### Objective
Show every line in the records below that contains the word "name".

### Records to use
— begin —

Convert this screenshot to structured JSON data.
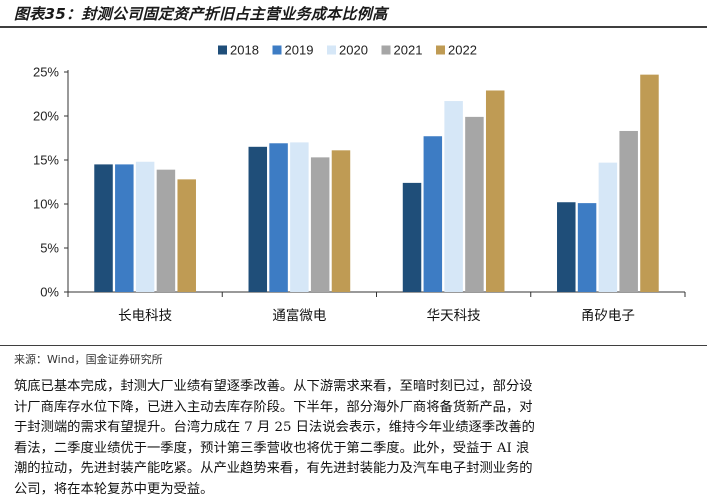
{
  "figure": {
    "title": "图表35：封测公司固定资产折旧占主营业务成本比例高",
    "source": "来源：Wind，国金证券研究所"
  },
  "chart_data": {
    "type": "bar",
    "categories": [
      "长电科技",
      "通富微电",
      "华天科技",
      "甬矽电子"
    ],
    "series": [
      {
        "name": "2018",
        "color": "#1f4e79",
        "values": [
          14.5,
          16.5,
          12.4,
          10.2
        ]
      },
      {
        "name": "2019",
        "color": "#3d7cc4",
        "values": [
          14.5,
          16.9,
          17.7,
          10.1
        ]
      },
      {
        "name": "2020",
        "color": "#d6e7f7",
        "values": [
          14.8,
          17.0,
          21.7,
          14.7
        ]
      },
      {
        "name": "2021",
        "color": "#a6a6a6",
        "values": [
          13.9,
          15.3,
          19.9,
          18.3
        ]
      },
      {
        "name": "2022",
        "color": "#bf9b54",
        "values": [
          12.8,
          16.1,
          22.9,
          24.7
        ]
      }
    ],
    "y_ticks": [
      "0%",
      "5%",
      "10%",
      "15%",
      "20%",
      "25%"
    ],
    "ylim": [
      0,
      25
    ],
    "unit": "%",
    "grid": false,
    "legend_position": "top-right"
  },
  "body_text": [
    "筑底已基本完成，封测大厂业绩有望逐季改善。从下游需求来看，至暗时刻已过，部分设",
    "计厂商库存水位下降，已进入主动去库存阶段。下半年，部分海外厂商将备货新产品，对",
    "于封测端的需求有望提升。台湾力成在 7 月 25 日法说会表示，维持今年业绩逐季改善的",
    "看法，二季度业绩优于一季度，预计第三季营收也将优于第二季度。此外，受益于 AI 浪",
    "潮的拉动，先进封装产能吃紧。从产业趋势来看，有先进封装能力及汽车电子封测业务的",
    "公司，将在本轮复苏中更为受益。"
  ]
}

— end —

### Written solution
        "name": "2018",
        "name": "2019",
        "name": "2020",
        "name": "2021",
        "name": "2022",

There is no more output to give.